[What the task requires]: Return each line of the listing that contains the string "ffffff".

********************

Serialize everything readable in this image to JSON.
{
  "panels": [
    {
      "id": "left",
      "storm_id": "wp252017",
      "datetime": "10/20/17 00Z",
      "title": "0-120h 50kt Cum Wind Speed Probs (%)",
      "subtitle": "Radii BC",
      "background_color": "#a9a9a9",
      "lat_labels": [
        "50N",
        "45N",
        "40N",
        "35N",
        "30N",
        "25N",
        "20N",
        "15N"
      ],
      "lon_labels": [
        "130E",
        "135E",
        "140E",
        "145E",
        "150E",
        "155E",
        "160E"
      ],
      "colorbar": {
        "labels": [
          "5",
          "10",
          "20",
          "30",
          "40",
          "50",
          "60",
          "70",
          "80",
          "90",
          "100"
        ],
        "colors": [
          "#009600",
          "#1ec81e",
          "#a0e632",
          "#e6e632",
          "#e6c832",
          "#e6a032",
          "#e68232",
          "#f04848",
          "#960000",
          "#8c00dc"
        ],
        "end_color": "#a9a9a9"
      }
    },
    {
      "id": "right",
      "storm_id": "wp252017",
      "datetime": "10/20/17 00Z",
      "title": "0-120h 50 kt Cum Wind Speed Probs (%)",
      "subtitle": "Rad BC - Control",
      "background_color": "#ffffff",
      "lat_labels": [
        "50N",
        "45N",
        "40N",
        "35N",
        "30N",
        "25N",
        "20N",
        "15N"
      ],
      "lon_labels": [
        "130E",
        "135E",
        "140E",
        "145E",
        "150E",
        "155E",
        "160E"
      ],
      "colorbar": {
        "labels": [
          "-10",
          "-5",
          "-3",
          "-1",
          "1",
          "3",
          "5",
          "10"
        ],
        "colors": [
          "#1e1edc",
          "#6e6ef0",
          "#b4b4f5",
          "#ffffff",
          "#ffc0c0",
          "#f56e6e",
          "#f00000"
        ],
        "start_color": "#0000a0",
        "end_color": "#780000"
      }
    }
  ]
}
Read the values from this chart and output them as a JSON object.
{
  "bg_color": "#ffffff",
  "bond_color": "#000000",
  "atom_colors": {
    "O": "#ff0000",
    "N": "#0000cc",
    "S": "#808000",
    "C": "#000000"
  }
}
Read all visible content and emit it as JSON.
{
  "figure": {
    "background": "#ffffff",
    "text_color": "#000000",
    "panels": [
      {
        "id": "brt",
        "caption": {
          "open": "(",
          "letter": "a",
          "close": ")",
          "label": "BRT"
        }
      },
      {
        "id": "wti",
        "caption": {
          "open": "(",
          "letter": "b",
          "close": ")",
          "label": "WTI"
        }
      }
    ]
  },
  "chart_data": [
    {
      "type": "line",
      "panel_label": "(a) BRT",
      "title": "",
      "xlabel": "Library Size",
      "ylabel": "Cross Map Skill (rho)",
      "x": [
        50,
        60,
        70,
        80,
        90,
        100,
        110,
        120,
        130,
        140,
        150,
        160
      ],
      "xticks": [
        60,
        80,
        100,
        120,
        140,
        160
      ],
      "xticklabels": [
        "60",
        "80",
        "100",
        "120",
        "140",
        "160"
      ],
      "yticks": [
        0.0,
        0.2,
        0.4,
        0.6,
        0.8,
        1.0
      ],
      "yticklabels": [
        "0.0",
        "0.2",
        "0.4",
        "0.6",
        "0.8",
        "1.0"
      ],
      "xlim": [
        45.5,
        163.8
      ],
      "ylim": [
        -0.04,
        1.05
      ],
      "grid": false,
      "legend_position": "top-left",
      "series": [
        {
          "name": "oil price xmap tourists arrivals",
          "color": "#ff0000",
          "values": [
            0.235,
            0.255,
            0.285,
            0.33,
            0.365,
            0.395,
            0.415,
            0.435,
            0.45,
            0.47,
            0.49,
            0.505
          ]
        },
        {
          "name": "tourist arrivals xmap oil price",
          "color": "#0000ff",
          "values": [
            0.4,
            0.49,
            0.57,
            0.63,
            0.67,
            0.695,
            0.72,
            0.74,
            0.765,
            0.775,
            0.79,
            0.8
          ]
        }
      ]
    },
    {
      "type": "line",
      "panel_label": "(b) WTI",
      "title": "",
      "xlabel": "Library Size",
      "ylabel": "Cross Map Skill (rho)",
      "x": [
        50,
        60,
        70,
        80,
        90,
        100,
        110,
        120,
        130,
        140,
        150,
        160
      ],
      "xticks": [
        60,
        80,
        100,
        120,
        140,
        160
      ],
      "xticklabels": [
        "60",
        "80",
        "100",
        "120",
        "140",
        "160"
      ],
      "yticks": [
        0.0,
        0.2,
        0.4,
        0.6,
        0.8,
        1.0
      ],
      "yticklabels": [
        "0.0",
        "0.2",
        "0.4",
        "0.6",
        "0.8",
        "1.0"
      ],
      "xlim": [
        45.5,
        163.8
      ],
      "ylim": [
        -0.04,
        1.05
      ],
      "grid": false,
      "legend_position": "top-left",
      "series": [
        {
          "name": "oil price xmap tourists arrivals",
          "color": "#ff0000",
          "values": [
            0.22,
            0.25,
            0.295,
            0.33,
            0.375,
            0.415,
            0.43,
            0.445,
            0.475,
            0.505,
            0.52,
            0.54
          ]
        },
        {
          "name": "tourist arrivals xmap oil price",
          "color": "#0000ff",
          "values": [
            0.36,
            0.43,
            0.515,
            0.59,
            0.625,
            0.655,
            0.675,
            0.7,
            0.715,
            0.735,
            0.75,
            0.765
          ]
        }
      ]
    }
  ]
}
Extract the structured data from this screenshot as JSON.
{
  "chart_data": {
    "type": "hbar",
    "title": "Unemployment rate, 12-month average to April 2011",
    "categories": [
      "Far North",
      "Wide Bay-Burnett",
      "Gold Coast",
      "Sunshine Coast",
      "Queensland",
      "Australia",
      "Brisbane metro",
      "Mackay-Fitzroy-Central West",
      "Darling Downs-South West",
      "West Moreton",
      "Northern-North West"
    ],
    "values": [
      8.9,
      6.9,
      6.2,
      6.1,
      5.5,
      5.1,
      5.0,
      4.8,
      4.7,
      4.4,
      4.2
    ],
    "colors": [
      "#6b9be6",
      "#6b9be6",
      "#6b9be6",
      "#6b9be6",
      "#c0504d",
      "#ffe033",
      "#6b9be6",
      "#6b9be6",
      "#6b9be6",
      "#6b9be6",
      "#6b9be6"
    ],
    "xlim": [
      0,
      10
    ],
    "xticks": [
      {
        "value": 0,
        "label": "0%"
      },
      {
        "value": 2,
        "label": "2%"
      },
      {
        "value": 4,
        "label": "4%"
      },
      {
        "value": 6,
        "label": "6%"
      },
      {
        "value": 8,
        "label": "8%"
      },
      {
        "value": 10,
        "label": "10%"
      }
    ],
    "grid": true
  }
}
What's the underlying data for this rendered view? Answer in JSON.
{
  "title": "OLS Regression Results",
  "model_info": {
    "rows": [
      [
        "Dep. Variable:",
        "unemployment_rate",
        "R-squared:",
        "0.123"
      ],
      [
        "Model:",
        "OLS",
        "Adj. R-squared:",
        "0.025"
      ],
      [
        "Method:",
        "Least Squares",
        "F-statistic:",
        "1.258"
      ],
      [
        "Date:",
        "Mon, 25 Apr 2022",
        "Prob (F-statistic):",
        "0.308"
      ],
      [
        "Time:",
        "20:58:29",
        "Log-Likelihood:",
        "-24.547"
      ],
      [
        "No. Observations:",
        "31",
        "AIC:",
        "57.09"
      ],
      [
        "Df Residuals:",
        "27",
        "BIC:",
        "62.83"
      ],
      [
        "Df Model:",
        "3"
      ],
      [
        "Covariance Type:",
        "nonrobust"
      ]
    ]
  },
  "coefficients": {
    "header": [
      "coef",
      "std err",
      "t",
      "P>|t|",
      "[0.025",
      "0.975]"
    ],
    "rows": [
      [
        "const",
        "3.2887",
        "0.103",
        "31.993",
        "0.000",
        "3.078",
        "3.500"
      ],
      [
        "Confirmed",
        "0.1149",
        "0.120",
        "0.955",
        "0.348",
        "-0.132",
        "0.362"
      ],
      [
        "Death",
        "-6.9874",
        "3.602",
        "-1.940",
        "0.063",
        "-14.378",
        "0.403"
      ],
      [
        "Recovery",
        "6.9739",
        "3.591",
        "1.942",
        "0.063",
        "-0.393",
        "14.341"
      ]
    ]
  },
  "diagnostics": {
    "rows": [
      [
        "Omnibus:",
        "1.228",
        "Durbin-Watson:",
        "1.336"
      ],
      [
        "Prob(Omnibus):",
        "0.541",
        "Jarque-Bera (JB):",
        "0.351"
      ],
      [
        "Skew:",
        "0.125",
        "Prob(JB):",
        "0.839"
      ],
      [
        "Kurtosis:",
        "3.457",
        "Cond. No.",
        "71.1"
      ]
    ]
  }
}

********************

[Task result]:
      "background_color": "#ffffff",
          "#ffffff",
  "bg_color": "#ffffff",
    "background": "#ffffff",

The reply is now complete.